[start]

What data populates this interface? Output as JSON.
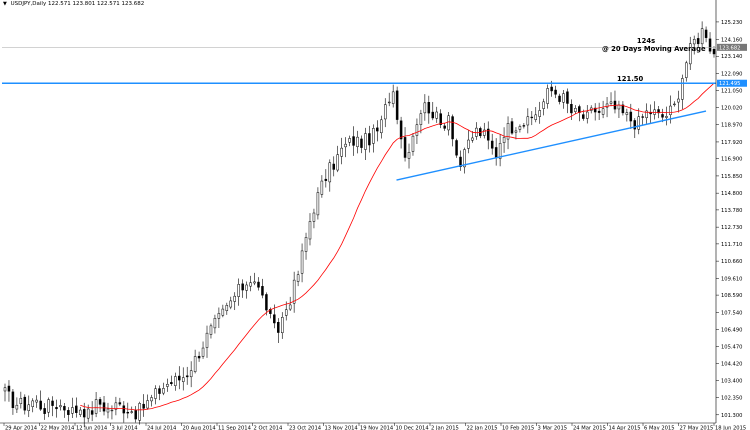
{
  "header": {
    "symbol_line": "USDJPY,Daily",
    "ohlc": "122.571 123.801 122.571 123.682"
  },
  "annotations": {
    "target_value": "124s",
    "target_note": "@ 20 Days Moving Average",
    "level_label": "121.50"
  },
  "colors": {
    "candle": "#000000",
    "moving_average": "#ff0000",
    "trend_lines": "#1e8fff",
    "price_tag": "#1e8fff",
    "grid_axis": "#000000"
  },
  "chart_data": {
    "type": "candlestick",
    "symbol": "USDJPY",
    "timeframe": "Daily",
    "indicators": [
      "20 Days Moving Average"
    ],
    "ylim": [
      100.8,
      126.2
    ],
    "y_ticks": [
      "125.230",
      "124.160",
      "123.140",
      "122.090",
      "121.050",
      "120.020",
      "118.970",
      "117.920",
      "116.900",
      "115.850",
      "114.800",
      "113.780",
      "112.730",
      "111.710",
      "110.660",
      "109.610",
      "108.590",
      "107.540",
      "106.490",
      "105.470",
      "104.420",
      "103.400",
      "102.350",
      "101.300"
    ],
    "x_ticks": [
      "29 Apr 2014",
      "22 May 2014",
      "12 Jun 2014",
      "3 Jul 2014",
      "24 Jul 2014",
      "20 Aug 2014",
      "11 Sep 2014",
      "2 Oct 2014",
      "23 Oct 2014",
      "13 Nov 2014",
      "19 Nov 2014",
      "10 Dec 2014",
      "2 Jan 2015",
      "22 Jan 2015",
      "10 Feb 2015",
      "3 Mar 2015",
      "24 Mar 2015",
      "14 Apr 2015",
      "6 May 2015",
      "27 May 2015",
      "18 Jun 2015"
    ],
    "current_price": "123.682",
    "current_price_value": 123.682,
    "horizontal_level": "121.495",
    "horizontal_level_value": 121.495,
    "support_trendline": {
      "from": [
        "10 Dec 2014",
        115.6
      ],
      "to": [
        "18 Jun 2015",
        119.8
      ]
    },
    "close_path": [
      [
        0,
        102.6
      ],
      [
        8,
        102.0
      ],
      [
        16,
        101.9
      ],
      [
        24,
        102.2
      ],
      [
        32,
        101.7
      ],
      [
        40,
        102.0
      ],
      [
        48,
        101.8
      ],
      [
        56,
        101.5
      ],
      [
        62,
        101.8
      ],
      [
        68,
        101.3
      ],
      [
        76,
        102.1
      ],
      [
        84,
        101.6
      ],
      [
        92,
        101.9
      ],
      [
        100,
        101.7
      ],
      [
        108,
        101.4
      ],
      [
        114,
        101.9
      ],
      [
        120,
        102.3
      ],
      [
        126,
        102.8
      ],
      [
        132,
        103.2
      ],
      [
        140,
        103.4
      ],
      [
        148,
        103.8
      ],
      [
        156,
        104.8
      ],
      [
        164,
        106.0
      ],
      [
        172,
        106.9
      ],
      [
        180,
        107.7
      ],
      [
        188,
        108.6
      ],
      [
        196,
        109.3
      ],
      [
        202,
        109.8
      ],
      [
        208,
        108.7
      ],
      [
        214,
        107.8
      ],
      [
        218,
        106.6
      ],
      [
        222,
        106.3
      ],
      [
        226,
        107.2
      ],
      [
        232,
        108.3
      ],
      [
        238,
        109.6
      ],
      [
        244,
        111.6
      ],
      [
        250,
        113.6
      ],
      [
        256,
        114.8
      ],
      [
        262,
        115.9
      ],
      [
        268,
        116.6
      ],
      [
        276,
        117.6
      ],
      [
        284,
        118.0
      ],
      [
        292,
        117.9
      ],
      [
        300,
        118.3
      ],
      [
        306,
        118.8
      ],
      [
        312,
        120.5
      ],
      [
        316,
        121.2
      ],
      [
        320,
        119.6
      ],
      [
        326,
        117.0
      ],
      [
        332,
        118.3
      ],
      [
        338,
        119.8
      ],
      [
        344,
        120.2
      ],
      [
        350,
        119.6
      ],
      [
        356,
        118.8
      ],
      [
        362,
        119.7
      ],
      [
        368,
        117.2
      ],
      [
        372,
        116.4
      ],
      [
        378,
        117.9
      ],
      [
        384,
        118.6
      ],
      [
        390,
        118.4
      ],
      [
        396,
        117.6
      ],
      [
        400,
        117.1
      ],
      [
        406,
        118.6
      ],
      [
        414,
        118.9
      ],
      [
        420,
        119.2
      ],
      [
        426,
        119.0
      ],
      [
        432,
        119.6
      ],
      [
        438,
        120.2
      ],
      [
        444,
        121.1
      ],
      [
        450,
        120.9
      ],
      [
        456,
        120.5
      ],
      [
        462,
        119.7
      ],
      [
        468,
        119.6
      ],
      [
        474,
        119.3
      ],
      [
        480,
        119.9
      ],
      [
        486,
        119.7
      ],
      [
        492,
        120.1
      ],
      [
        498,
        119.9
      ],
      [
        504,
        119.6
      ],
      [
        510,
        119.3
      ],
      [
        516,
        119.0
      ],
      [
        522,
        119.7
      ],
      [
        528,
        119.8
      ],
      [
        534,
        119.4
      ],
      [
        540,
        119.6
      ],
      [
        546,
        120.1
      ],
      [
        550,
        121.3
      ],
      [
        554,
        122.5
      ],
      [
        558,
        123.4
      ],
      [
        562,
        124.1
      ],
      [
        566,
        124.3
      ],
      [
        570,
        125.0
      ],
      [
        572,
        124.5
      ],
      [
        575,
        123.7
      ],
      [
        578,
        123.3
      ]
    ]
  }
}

[end]

### [INSTRUCTIONS TO FOLLOW]
Print the records word for word and exclude any picture they hold.

### [RESPONSE TO THIS TASK]
What data populates this interface? Output as JSON.
{
  "header": {
    "symbol_line": "USDJPY,Daily",
    "ohlc": "122.571 123.801 122.571 123.682"
  },
  "annotations": {
    "target_value": "124s",
    "target_note": "@ 20 Days Moving Average",
    "level_label": "121.50"
  },
  "colors": {
    "candle": "#000000",
    "moving_average": "#ff0000",
    "trend_lines": "#1e8fff",
    "price_tag": "#1e8fff",
    "grid_axis": "#000000"
  },
  "chart_data": {
    "type": "candlestick",
    "symbol": "USDJPY",
    "timeframe": "Daily",
    "indicators": [
      "20 Days Moving Average"
    ],
    "ylim": [
      100.8,
      126.2
    ],
    "y_ticks": [
      "125.230",
      "124.160",
      "123.140",
      "122.090",
      "121.050",
      "120.020",
      "118.970",
      "117.920",
      "116.900",
      "115.850",
      "114.800",
      "113.780",
      "112.730",
      "111.710",
      "110.660",
      "109.610",
      "108.590",
      "107.540",
      "106.490",
      "105.470",
      "104.420",
      "103.400",
      "102.350",
      "101.300"
    ],
    "x_ticks": [
      "29 Apr 2014",
      "22 May 2014",
      "12 Jun 2014",
      "3 Jul 2014",
      "24 Jul 2014",
      "20 Aug 2014",
      "11 Sep 2014",
      "2 Oct 2014",
      "23 Oct 2014",
      "13 Nov 2014",
      "19 Nov 2014",
      "10 Dec 2014",
      "2 Jan 2015",
      "22 Jan 2015",
      "10 Feb 2015",
      "3 Mar 2015",
      "24 Mar 2015",
      "14 Apr 2015",
      "6 May 2015",
      "27 May 2015",
      "18 Jun 2015"
    ],
    "current_price": "123.682",
    "current_price_value": 123.682,
    "horizontal_level": "121.495",
    "horizontal_level_value": 121.495,
    "support_trendline": {
      "from": [
        "10 Dec 2014",
        115.6
      ],
      "to": [
        "18 Jun 2015",
        119.8
      ]
    },
    "close_path": [
      [
        0,
        102.6
      ],
      [
        8,
        102.0
      ],
      [
        16,
        101.9
      ],
      [
        24,
        102.2
      ],
      [
        32,
        101.7
      ],
      [
        40,
        102.0
      ],
      [
        48,
        101.8
      ],
      [
        56,
        101.5
      ],
      [
        62,
        101.8
      ],
      [
        68,
        101.3
      ],
      [
        76,
        102.1
      ],
      [
        84,
        101.6
      ],
      [
        92,
        101.9
      ],
      [
        100,
        101.7
      ],
      [
        108,
        101.4
      ],
      [
        114,
        101.9
      ],
      [
        120,
        102.3
      ],
      [
        126,
        102.8
      ],
      [
        132,
        103.2
      ],
      [
        140,
        103.4
      ],
      [
        148,
        103.8
      ],
      [
        156,
        104.8
      ],
      [
        164,
        106.0
      ],
      [
        172,
        106.9
      ],
      [
        180,
        107.7
      ],
      [
        188,
        108.6
      ],
      [
        196,
        109.3
      ],
      [
        202,
        109.8
      ],
      [
        208,
        108.7
      ],
      [
        214,
        107.8
      ],
      [
        218,
        106.6
      ],
      [
        222,
        106.3
      ],
      [
        226,
        107.2
      ],
      [
        232,
        108.3
      ],
      [
        238,
        109.6
      ],
      [
        244,
        111.6
      ],
      [
        250,
        113.6
      ],
      [
        256,
        114.8
      ],
      [
        262,
        115.9
      ],
      [
        268,
        116.6
      ],
      [
        276,
        117.6
      ],
      [
        284,
        118.0
      ],
      [
        292,
        117.9
      ],
      [
        300,
        118.3
      ],
      [
        306,
        118.8
      ],
      [
        312,
        120.5
      ],
      [
        316,
        121.2
      ],
      [
        320,
        119.6
      ],
      [
        326,
        117.0
      ],
      [
        332,
        118.3
      ],
      [
        338,
        119.8
      ],
      [
        344,
        120.2
      ],
      [
        350,
        119.6
      ],
      [
        356,
        118.8
      ],
      [
        362,
        119.7
      ],
      [
        368,
        117.2
      ],
      [
        372,
        116.4
      ],
      [
        378,
        117.9
      ],
      [
        384,
        118.6
      ],
      [
        390,
        118.4
      ],
      [
        396,
        117.6
      ],
      [
        400,
        117.1
      ],
      [
        406,
        118.6
      ],
      [
        414,
        118.9
      ],
      [
        420,
        119.2
      ],
      [
        426,
        119.0
      ],
      [
        432,
        119.6
      ],
      [
        438,
        120.2
      ],
      [
        444,
        121.1
      ],
      [
        450,
        120.9
      ],
      [
        456,
        120.5
      ],
      [
        462,
        119.7
      ],
      [
        468,
        119.6
      ],
      [
        474,
        119.3
      ],
      [
        480,
        119.9
      ],
      [
        486,
        119.7
      ],
      [
        492,
        120.1
      ],
      [
        498,
        119.9
      ],
      [
        504,
        119.6
      ],
      [
        510,
        119.3
      ],
      [
        516,
        119.0
      ],
      [
        522,
        119.7
      ],
      [
        528,
        119.8
      ],
      [
        534,
        119.4
      ],
      [
        540,
        119.6
      ],
      [
        546,
        120.1
      ],
      [
        550,
        121.3
      ],
      [
        554,
        122.5
      ],
      [
        558,
        123.4
      ],
      [
        562,
        124.1
      ],
      [
        566,
        124.3
      ],
      [
        570,
        125.0
      ],
      [
        572,
        124.5
      ],
      [
        575,
        123.7
      ],
      [
        578,
        123.3
      ]
    ]
  }
}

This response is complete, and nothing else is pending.